PROMPT
Please reproduce the data below from the line containing "localize 38 of" through the line containing "273, 591, 396]", substituting "column" for every "bar" and leaving everything else unchanged.

INPUT RECORDS
## BEGIN

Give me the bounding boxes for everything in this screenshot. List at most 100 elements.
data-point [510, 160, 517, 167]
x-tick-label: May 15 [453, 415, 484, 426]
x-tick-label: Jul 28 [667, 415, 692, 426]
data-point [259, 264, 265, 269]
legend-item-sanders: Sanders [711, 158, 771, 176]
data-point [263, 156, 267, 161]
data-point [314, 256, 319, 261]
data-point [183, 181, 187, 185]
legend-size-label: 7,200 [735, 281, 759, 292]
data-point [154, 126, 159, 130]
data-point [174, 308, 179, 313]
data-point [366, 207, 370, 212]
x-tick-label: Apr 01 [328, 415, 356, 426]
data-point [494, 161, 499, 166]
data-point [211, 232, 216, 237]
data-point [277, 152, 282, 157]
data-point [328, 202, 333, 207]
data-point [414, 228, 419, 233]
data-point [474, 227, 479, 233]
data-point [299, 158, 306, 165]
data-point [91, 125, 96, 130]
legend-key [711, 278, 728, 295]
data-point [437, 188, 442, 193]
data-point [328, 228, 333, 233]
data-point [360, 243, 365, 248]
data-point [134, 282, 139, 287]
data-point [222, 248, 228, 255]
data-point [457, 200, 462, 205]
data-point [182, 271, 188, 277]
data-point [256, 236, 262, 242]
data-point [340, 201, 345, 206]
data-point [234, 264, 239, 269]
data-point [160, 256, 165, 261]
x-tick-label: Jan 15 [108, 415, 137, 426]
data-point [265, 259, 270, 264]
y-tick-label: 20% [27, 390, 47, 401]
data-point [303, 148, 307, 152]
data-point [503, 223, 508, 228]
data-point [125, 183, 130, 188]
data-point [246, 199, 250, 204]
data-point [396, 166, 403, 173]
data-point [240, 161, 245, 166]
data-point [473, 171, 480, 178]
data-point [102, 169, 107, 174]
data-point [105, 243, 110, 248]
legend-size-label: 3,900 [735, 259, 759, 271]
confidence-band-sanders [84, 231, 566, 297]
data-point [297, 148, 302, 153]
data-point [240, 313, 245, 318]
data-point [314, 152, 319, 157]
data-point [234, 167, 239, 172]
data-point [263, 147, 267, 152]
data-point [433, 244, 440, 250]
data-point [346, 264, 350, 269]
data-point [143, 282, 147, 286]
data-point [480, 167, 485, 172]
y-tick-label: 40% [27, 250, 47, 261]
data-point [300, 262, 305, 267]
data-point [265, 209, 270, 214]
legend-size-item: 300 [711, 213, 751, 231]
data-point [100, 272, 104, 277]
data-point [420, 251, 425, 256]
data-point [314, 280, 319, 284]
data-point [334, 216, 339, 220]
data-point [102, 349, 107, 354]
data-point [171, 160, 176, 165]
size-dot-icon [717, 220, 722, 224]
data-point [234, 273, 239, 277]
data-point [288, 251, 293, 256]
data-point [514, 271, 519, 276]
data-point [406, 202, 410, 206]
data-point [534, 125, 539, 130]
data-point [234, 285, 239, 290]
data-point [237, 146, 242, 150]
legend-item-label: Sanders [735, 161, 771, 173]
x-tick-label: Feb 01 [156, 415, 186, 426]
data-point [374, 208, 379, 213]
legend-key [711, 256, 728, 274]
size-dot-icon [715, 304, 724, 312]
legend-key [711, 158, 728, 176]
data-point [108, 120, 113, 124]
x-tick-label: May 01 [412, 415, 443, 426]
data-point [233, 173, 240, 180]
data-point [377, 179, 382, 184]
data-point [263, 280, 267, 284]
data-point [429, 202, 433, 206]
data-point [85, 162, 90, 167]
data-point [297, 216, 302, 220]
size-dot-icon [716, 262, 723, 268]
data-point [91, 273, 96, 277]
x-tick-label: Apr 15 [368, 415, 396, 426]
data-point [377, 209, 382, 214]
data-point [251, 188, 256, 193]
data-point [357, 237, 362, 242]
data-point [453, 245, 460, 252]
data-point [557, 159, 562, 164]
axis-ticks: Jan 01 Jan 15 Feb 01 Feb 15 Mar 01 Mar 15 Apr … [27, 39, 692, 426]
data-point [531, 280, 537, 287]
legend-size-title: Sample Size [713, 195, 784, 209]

## END
## BEGIN

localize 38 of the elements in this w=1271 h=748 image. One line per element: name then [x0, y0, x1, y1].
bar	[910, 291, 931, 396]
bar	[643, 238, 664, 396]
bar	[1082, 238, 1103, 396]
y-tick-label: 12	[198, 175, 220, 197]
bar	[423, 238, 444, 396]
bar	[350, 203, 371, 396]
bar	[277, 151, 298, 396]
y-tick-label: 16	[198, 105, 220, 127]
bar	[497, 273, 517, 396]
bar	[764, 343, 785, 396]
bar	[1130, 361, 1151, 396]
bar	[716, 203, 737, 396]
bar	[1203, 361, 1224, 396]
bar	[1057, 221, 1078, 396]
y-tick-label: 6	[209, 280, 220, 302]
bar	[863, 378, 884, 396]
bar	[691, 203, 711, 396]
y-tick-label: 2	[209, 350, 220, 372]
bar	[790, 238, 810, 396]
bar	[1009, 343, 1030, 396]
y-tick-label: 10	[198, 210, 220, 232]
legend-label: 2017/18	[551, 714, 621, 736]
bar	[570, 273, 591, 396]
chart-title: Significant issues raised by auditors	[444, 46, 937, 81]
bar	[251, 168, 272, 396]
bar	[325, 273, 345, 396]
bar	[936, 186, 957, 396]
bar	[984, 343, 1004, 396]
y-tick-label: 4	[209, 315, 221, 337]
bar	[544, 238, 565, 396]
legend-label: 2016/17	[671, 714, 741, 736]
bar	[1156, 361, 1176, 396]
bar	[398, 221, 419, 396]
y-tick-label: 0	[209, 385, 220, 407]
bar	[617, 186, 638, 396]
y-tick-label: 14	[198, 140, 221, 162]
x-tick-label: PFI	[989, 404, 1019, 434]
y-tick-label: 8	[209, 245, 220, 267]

## END
## BEGIN

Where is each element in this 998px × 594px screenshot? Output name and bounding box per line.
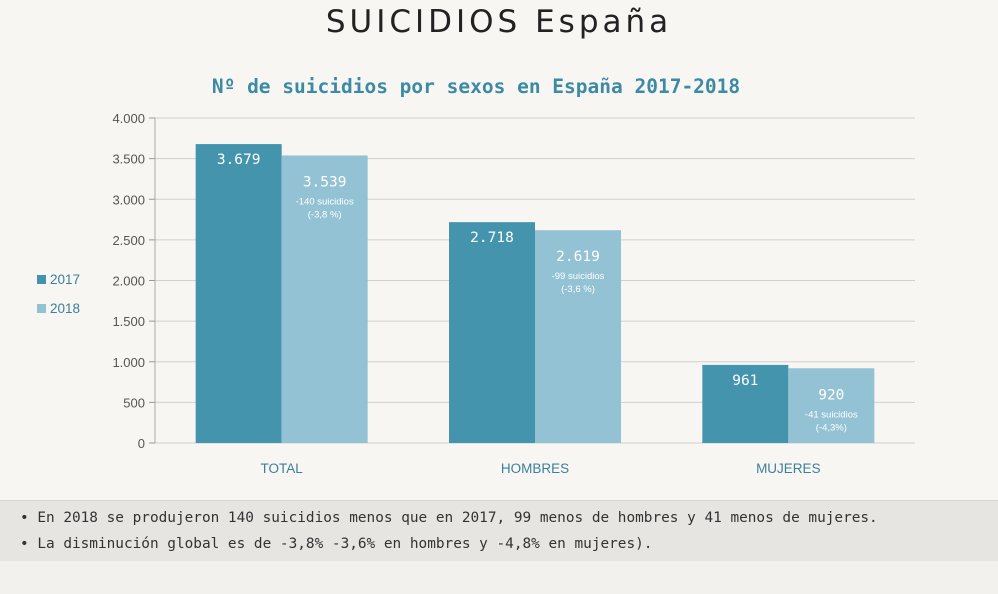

## END

REPLY
localize 38 of the elements in this w=1271 h=748 image. One line per element: name then [x0, y0, x1, y1].
column	[910, 291, 931, 396]
column	[643, 238, 664, 396]
column	[1082, 238, 1103, 396]
y-tick-label: 12	[198, 175, 220, 197]
column	[423, 238, 444, 396]
column	[350, 203, 371, 396]
column	[277, 151, 298, 396]
y-tick-label: 16	[198, 105, 220, 127]
column	[497, 273, 517, 396]
column	[764, 343, 785, 396]
column	[1130, 361, 1151, 396]
column	[716, 203, 737, 396]
column	[1203, 361, 1224, 396]
column	[1057, 221, 1078, 396]
y-tick-label: 6	[209, 280, 220, 302]
column	[863, 378, 884, 396]
column	[691, 203, 711, 396]
y-tick-label: 2	[209, 350, 220, 372]
column	[790, 238, 810, 396]
column	[1009, 343, 1030, 396]
y-tick-label: 10	[198, 210, 220, 232]
legend-label: 2017/18	[551, 714, 621, 736]
column	[570, 273, 591, 396]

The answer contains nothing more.